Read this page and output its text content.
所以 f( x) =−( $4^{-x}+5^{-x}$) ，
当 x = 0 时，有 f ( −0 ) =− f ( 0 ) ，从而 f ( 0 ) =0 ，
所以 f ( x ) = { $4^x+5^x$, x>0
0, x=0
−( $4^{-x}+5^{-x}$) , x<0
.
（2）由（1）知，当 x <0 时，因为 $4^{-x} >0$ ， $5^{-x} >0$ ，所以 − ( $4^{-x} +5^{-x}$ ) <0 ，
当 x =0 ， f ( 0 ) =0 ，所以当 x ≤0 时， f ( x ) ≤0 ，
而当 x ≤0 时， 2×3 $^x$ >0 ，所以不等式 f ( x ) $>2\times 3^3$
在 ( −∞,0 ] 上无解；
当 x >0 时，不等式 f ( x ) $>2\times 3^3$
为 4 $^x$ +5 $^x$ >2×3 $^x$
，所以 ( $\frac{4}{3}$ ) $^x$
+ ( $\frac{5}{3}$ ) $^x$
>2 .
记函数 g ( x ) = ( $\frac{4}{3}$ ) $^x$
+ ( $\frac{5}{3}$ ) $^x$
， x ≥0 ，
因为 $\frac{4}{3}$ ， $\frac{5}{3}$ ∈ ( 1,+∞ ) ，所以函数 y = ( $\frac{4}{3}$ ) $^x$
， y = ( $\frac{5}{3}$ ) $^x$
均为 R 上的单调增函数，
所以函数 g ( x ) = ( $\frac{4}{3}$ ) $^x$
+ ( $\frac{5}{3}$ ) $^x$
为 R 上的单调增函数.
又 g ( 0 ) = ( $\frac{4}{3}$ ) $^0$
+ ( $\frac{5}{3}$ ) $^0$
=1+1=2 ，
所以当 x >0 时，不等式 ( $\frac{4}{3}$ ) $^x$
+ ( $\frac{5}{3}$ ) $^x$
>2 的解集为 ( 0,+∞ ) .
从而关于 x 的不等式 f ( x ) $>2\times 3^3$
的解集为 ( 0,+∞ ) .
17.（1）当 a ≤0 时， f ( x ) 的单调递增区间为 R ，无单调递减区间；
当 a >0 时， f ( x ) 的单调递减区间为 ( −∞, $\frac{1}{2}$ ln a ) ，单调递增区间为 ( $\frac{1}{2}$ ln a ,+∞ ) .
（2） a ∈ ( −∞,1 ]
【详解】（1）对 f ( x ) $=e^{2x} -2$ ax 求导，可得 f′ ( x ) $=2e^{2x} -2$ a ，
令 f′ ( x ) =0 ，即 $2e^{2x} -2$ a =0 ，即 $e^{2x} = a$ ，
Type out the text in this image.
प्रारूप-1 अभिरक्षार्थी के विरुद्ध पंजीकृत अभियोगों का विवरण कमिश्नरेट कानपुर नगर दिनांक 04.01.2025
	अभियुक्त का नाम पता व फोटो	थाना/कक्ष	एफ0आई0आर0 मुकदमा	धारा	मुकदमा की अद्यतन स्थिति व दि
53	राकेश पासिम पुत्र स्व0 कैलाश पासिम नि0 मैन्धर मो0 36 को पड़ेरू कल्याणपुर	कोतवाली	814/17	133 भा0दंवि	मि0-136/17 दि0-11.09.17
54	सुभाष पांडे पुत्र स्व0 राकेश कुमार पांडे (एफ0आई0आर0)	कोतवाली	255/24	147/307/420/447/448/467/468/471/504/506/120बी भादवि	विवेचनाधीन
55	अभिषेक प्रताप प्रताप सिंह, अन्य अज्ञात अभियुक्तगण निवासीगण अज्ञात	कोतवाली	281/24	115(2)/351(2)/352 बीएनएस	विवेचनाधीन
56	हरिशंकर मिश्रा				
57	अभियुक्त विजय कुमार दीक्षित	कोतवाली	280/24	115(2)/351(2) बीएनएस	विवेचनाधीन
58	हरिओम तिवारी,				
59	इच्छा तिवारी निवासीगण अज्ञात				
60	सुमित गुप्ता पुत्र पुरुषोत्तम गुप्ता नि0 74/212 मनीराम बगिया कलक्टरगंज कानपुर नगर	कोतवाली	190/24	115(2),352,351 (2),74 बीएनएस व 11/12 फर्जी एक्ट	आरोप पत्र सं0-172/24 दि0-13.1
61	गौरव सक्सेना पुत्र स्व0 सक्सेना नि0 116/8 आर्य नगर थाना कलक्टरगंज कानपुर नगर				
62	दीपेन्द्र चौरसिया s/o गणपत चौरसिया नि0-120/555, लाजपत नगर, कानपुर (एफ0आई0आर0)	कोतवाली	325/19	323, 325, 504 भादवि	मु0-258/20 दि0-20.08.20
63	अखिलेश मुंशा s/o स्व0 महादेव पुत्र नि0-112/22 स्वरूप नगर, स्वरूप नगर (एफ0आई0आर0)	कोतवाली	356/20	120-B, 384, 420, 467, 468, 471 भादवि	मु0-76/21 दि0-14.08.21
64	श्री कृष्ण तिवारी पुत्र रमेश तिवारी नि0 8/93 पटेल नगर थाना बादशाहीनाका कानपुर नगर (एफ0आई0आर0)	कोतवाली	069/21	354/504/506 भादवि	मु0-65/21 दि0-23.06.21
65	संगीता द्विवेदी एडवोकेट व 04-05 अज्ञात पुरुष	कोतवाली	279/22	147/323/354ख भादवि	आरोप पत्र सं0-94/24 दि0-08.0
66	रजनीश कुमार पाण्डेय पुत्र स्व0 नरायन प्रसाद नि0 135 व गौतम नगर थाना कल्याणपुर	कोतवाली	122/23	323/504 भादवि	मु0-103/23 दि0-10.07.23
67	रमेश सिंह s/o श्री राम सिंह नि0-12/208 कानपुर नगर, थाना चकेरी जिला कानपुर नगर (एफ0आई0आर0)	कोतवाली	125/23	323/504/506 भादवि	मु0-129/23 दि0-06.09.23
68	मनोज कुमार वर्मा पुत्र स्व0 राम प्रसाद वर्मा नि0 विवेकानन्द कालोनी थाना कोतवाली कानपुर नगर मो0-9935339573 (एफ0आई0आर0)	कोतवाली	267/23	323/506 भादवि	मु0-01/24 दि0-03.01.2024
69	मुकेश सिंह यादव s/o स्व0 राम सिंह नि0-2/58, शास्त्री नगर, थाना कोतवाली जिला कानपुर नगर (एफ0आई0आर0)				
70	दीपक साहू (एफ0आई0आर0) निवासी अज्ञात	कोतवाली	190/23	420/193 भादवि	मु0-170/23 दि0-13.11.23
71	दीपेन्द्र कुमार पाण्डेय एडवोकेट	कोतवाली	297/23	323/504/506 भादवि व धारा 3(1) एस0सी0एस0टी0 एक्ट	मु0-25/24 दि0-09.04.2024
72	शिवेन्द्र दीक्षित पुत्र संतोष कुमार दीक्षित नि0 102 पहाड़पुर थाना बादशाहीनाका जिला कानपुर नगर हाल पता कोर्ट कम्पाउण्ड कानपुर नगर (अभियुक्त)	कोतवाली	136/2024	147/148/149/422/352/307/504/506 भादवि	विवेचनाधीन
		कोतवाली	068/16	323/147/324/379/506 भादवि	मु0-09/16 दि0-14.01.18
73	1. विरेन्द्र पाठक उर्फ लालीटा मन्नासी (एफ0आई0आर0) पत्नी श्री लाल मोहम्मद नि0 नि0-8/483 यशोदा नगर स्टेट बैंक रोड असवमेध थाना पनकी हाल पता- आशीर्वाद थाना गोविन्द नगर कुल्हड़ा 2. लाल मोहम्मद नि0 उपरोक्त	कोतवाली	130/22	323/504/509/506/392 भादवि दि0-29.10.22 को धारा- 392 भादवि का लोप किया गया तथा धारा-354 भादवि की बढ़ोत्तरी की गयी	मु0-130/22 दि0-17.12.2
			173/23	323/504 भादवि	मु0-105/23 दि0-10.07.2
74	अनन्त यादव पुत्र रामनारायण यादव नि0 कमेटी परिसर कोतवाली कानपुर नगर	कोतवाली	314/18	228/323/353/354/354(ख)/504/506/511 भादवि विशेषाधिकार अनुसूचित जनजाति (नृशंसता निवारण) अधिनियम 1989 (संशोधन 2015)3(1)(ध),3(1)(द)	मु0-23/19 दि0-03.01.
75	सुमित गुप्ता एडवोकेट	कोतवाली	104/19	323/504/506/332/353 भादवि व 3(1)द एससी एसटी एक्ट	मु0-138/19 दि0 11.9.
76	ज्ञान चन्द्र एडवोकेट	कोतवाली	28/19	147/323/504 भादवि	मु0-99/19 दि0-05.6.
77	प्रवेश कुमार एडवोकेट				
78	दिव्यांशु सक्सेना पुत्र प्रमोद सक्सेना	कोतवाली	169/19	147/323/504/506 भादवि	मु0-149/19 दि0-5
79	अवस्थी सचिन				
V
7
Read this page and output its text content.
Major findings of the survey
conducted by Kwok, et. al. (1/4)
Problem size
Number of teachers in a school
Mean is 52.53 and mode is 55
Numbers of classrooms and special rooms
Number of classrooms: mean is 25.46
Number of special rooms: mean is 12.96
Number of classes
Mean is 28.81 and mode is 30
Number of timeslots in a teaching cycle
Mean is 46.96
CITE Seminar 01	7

◆ AIM: Using the records above, select and copy every line that has the word "所以函数".

◆ TASK OUTPUT:
因为 $\frac{4}{3}$ ， $\frac{5}{3}$ ∈ ( 1,+∞ ) ，所以函数 y = ( $\frac{4}{3}$ ) $^x$
所以函数 g ( x ) = ( $\frac{4}{3}$ ) $^x$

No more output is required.